What you will do → Copy everything in the data below exactly except the pictures.
start Input
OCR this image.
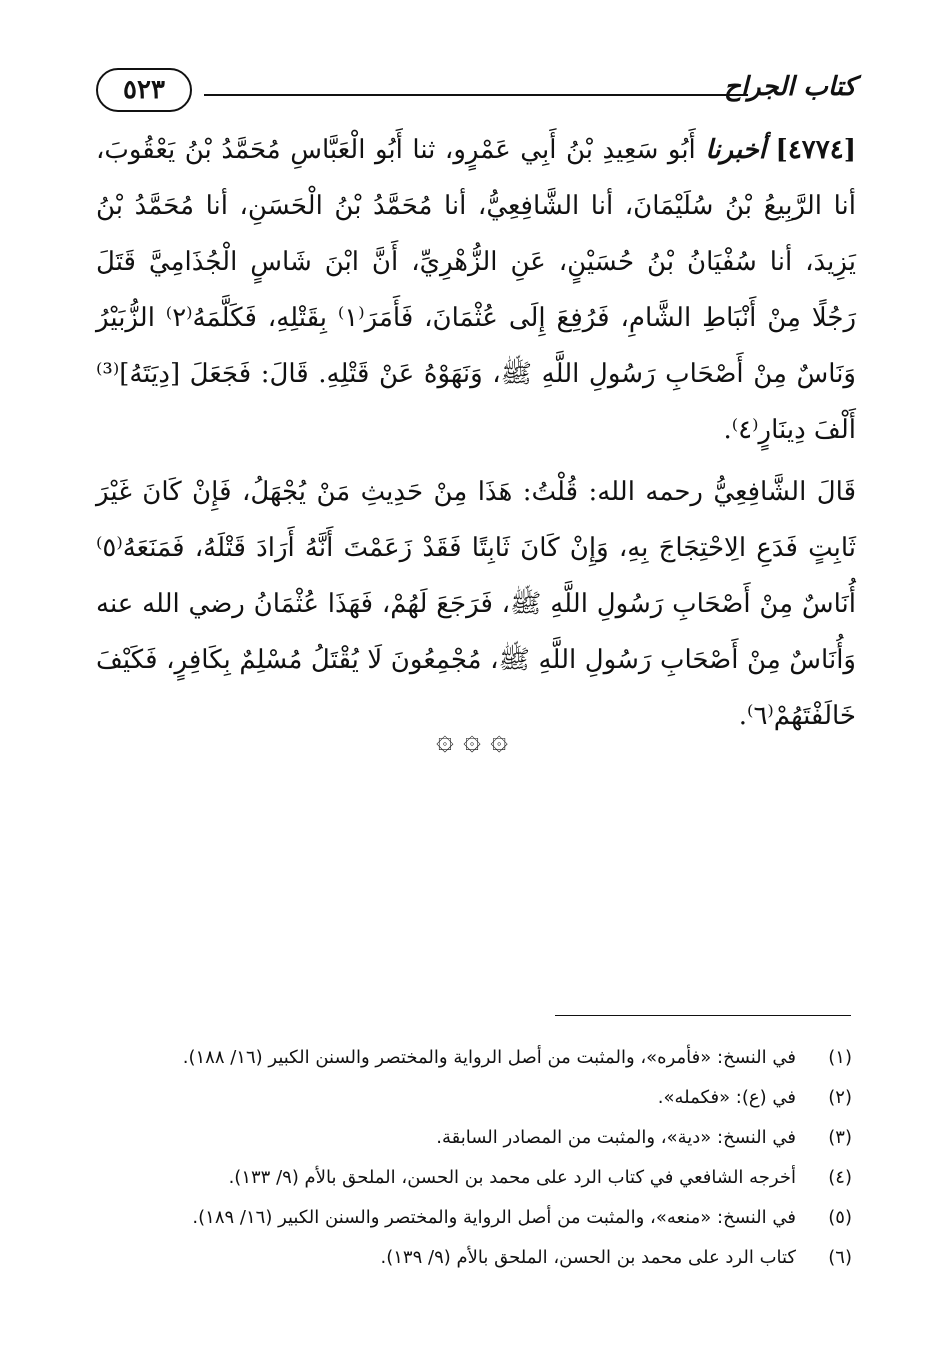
كتاب الجراح
٥٢٣

[٤٧٧٤] أخبرنا أَبُو سَعِيدِ بْنُ أَبِي عَمْرٍو، ثنا أَبُو الْعَبَّاسِ مُحَمَّدُ بْنُ يَعْقُوبَ، أنا الرَّبِيعُ بْنُ سُلَيْمَانَ، أنا الشَّافِعِيُّ، أنا مُحَمَّدُ بْنُ الْحَسَنِ، أنا مُحَمَّدُ بْنُ يَزِيدَ، أنا سُفْيَانُ بْنُ حُسَيْنٍ، عَنِ الزُّهْرِيِّ، أَنَّ ابْنَ شَاسٍ الْجُذَامِيَّ قَتَلَ رَجُلًا مِنْ أَنْبَاطِ الشَّامِ، فَرُفِعَ إِلَى عُثْمَانَ، فَأَمَرَ⁽١⁾ بِقَتْلِهِ، فَكَلَّمَهُ⁽٢⁾ الزُّبَيْرُ وَنَاسٌ مِنْ أَصْحَابِ رَسُولِ اللَّهِ ﷺ، وَنَهَوْهُ عَنْ قَتْلِهِ. قَالَ: فَجَعَلَ [دِيَتَهُ]⁽³⁾ أَلْفَ دِينَارٍ⁽٤⁾.

قَالَ الشَّافِعِيُّ رحمه الله: قُلْتُ: هَذَا مِنْ حَدِيثِ مَنْ يُجْهَلُ، فَإِنْ كَانَ غَيْرَ ثَابِتٍ فَدَعِ الِاحْتِجَاجَ بِهِ، وَإِنْ كَانَ ثَابِتًا فَقَدْ زَعَمْتَ أَنَّهُ أَرَادَ قَتْلَهُ، فَمَنَعَهُ⁽٥⁾ أُنَاسٌ مِنْ أَصْحَابِ رَسُولِ اللَّهِ ﷺ، فَرَجَعَ لَهُمْ، فَهَذَا عُثْمَانُ رضي الله عنه وَأُنَاسٌ مِنْ أَصْحَابِ رَسُولِ اللَّهِ ﷺ، مُجْمِعُونَ لَا يُقْتَلُ مُسْلِمٌ بِكَافِرٍ، فَكَيْفَ خَالَفْتَهُمْ⁽٦⁾.

۞ ۞ ۞
(١)
في النسخ: «فأمره»، والمثبت من أصل الرواية والمختصر والسنن الكبير (١٦/ ١٨٨).
(٢)
في (ع): «فكمله».
(٣)
في النسخ: «دية»، والمثبت من المصادر السابقة.
(٤)
أخرجه الشافعي في كتاب الرد على محمد بن الحسن، الملحق بالأم (٩/ ١٣٣).
(٥)
في النسخ: «منعه»، والمثبت من أصل الرواية والمختصر والسنن الكبير (١٦/ ١٨٩).
(٦)
كتاب الرد على محمد بن الحسن، الملحق بالأم (٩/ ١٣٩).
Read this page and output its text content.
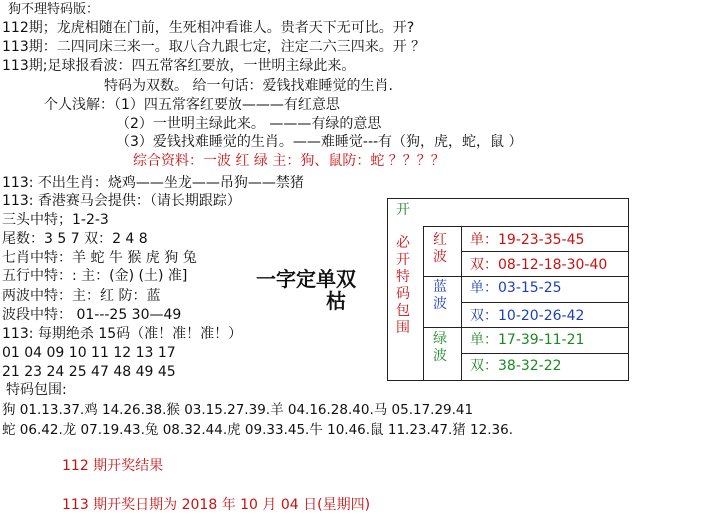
狗不理特码版：
112期；龙虎相随在门前，生死相冲看谁人。贵者天下无可比。开?
113期：二四同床三来一。取八合九跟七定，注定二六三四来。开 ？
113期;足球报看波：四五常客红要放，一世明主绿此来。
特码为双数。 给一句话：爱钱找难睡觉的生肖.
个人浅解：（1）四五常客红要放———有红意思
（2）一世明主绿此来。 ———有绿的意思
（3）爱钱找难睡觉的生肖。——难睡觉---有（狗，虎，蛇，鼠 ）
综合资料：一波 红 绿 主：狗、鼠防：蛇 ？？？？
113: 不出生肖：烧鸡——坐龙——吊狗——禁猪
113: 香港赛马会提供：（请长期跟踪）
三头中特；1-2-3
尾数：3 5 7 双：2 4 8
七肖中特：羊 蛇 牛 猴 虎 狗 兔
五行中特：: 主：(金) (土) 准]
两波中特：主：红 防：蓝
波段中特： 01---25 30—49
113: 每期绝杀 15码（准！准！准！）
01 04 09 10 11 12 13 17
21 23 24 25 47 48 49 45
一字定单双
枯
开
必开特码包围
红波
蓝波
绿波
单：19-23-35-45
双：08-12-18-30-40
单：03-15-25
双：10-20-26-42
单：17-39-11-21
双：38-32-22
特码包围:
狗 01.13.37.鸡 14.26.38.猴 03.15.27.39.羊 04.16.28.40.马 05.17.29.41
蛇 06.42.龙 07.19.43.兔 08.32.44.虎 09.33.45.牛 10.46.鼠 11.23.47.猪 12.36.
112 期开奖结果
113 期开奖日期为 2018 年 10 月 04 日(星期四)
end Input
Correct output →
OCR this image.
كتاب الجراح
٥٢٣

[٤٧٧٤] أخبرنا أَبُو سَعِيدِ بْنُ أَبِي عَمْرٍو، ثنا أَبُو الْعَبَّاسِ مُحَمَّدُ بْنُ يَعْقُوبَ، أنا الرَّبِيعُ بْنُ سُلَيْمَانَ، أنا الشَّافِعِيُّ، أنا مُحَمَّدُ بْنُ الْحَسَنِ، أنا مُحَمَّدُ بْنُ يَزِيدَ، أنا سُفْيَانُ بْنُ حُسَيْنٍ، عَنِ الزُّهْرِيِّ، أَنَّ ابْنَ شَاسٍ الْجُذَامِيَّ قَتَلَ رَجُلًا مِنْ أَنْبَاطِ الشَّامِ، فَرُفِعَ إِلَى عُثْمَانَ، فَأَمَرَ⁽١⁾ بِقَتْلِهِ، فَكَلَّمَهُ⁽٢⁾ الزُّبَيْرُ وَنَاسٌ مِنْ أَصْحَابِ رَسُولِ اللَّهِ ﷺ، وَنَهَوْهُ عَنْ قَتْلِهِ. قَالَ: فَجَعَلَ [دِيَتَهُ]⁽³⁾ أَلْفَ دِينَارٍ⁽٤⁾.

قَالَ الشَّافِعِيُّ رحمه الله: قُلْتُ: هَذَا مِنْ حَدِيثِ مَنْ يُجْهَلُ، فَإِنْ كَانَ غَيْرَ ثَابِتٍ فَدَعِ الِاحْتِجَاجَ بِهِ، وَإِنْ كَانَ ثَابِتًا فَقَدْ زَعَمْتَ أَنَّهُ أَرَادَ قَتْلَهُ، فَمَنَعَهُ⁽٥⁾ أُنَاسٌ مِنْ أَصْحَابِ رَسُولِ اللَّهِ ﷺ، فَرَجَعَ لَهُمْ، فَهَذَا عُثْمَانُ رضي الله عنه وَأُنَاسٌ مِنْ أَصْحَابِ رَسُولِ اللَّهِ ﷺ، مُجْمِعُونَ لَا يُقْتَلُ مُسْلِمٌ بِكَافِرٍ، فَكَيْفَ خَالَفْتَهُمْ⁽٦⁾.

۞ ۞ ۞
(١)
في النسخ: «فأمره»، والمثبت من أصل الرواية والمختصر والسنن الكبير (١٦/ ١٨٨).
(٢)
في (ع): «فكمله».
(٣)
في النسخ: «دية»، والمثبت من المصادر السابقة.
(٤)
أخرجه الشافعي في كتاب الرد على محمد بن الحسن، الملحق بالأم (٩/ ١٣٣).
(٥)
في النسخ: «منعه»، والمثبت من أصل الرواية والمختصر والسنن الكبير (١٦/ ١٨٩).
(٦)
كتاب الرد على محمد بن الحسن، الملحق بالأم (٩/ ١٣٩).
Read this page and output its text content.
狗不理特码版：
112期；龙虎相随在门前，生死相冲看谁人。贵者天下无可比。开?
113期：二四同床三来一。取八合九跟七定，注定二六三四来。开 ？
113期;足球报看波：四五常客红要放，一世明主绿此来。
特码为双数。 给一句话：爱钱找难睡觉的生肖.
个人浅解：（1）四五常客红要放———有红意思
（2）一世明主绿此来。 ———有绿的意思
（3）爱钱找难睡觉的生肖。——难睡觉---有（狗，虎，蛇，鼠 ）
综合资料：一波 红 绿 主：狗、鼠防：蛇 ？？？？
113: 不出生肖：烧鸡——坐龙——吊狗——禁猪
113: 香港赛马会提供：（请长期跟踪）
三头中特；1-2-3
尾数：3 5 7 双：2 4 8
七肖中特：羊 蛇 牛 猴 虎 狗 兔
五行中特：: 主：(金) (土) 准]
两波中特：主：红 防：蓝
波段中特： 01---25 30—49
113: 每期绝杀 15码（准！准！准！）
01 04 09 10 11 12 13 17
21 23 24 25 47 48 49 45
一字定单双
枯
开
必开特码包围
红波
蓝波
绿波
单：19-23-35-45
双：08-12-18-30-40
单：03-15-25
双：10-20-26-42
单：17-39-11-21
双：38-32-22
特码包围:
狗 01.13.37.鸡 14.26.38.猴 03.15.27.39.羊 04.16.28.40.马 05.17.29.41
蛇 06.42.龙 07.19.43.兔 08.32.44.虎 09.33.45.牛 10.46.鼠 11.23.47.猪 12.36.
112 期开奖结果
113 期开奖日期为 2018 年 10 月 04 日(星期四)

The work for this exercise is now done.